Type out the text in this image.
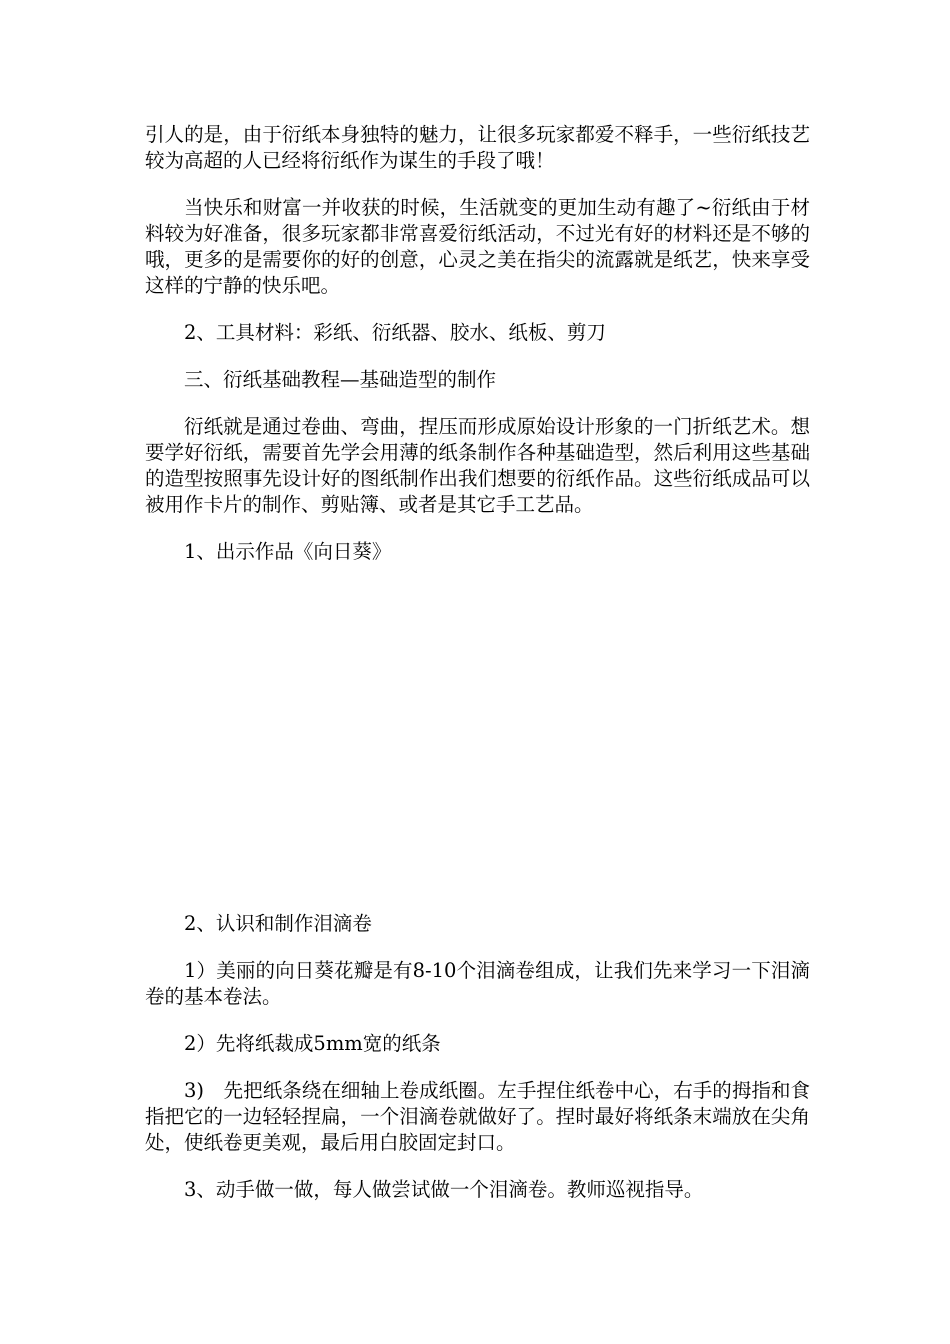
引人的是，由于衍纸本身独特的魅力，让很多玩家都爱不释手，一些衍纸技艺较为高超的人已经将衍纸作为谋生的手段了哦！

当快乐和财富一并收获的时候，生活就变的更加生动有趣了~衍纸由于材料较为好准备，很多玩家都非常喜爱衍纸活动，不过光有好的材料还是不够的哦，更多的是需要你的好的创意，心灵之美在指尖的流露就是纸艺，快来享受这样的宁静的快乐吧。

2、工具材料：彩纸、衍纸器、胶水、纸板、剪刀

三、衍纸基础教程—基础造型的制作

衍纸就是通过卷曲、弯曲，捏压而形成原始设计形象的一门折纸艺术。想要学好衍纸，需要首先学会用薄的纸条制作各种基础造型，然后利用这些基础的造型按照事先设计好的图纸制作出我们想要的衍纸作品。这些衍纸成品可以被用作卡片的制作、剪贴簿、或者是其它手工艺品。

1、出示作品《向日葵》

2、认识和制作泪滴卷

1）美丽的向日葵花瓣是有8-10个泪滴卷组成，让我们先来学习一下泪滴卷的基本卷法。

2）先将纸裁成5mm宽的纸条

3)　先把纸条绕在细轴上卷成纸圈。左手捏住纸卷中心，右手的拇指和食指把它的一边轻轻捏扁，一个泪滴卷就做好了。捏时最好将纸条末端放在尖角处，使纸卷更美观，最后用白胶固定封口。

3、动手做一做，每人做尝试做一个泪滴卷。教师巡视指导。
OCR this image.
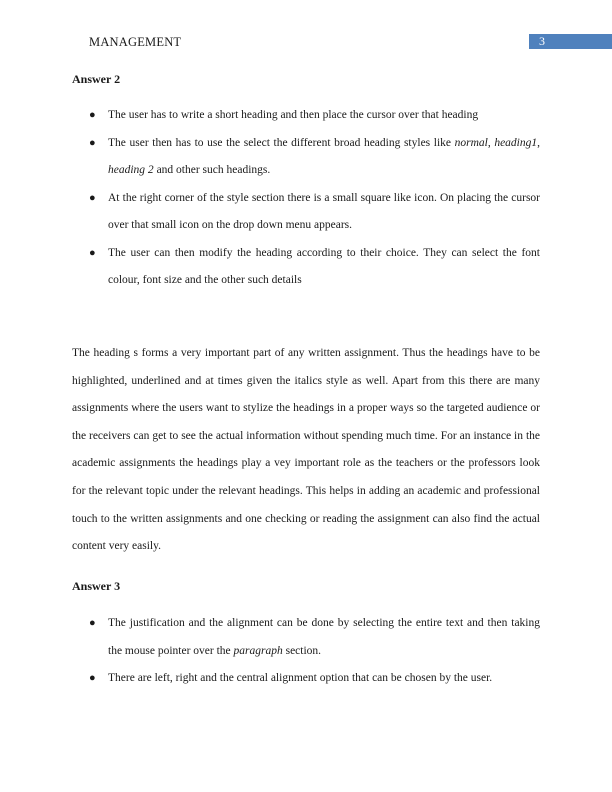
MANAGEMENT	3
Answer 2
● The user has to write a short heading and then place the cursor over that heading
● The user then has to use the select the different broad heading styles like normal, heading1, heading 2 and other such headings.
● At the right corner of the style section there is a small square like icon. On placing the cursor over that small icon on the drop down menu appears.
● The user can then modify the heading according to their choice. They can select the font colour, font size and the other such details

The heading s forms a very important part of any written assignment. Thus the headings have to be highlighted, underlined and at times given the italics style as well. Apart from this there are many assignments where the users want to stylize the headings in a proper ways so the targeted audience or the receivers can get to see the actual information without spending much time. For an instance in the academic assignments the headings play a vey important role as the teachers or the professors look for the relevant topic under the relevant headings. This helps in adding an academic and professional touch to the written assignments and one checking or reading the assignment can also find the actual content very easily.

Answer 3
● The justification and the alignment can be done by selecting the entire text and then taking the mouse pointer over the paragraph section.
● There are left, right and the central alignment option that can be chosen by the user.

→ What is required: Go through the material and copy out every line with "such" in it.

→ Full solution:
● The user then has to use the select the different broad heading styles like normal, heading1, heading 2 and other such headings.
● The user can then modify the heading according to their choice. They can select the font colour, font size and the other such details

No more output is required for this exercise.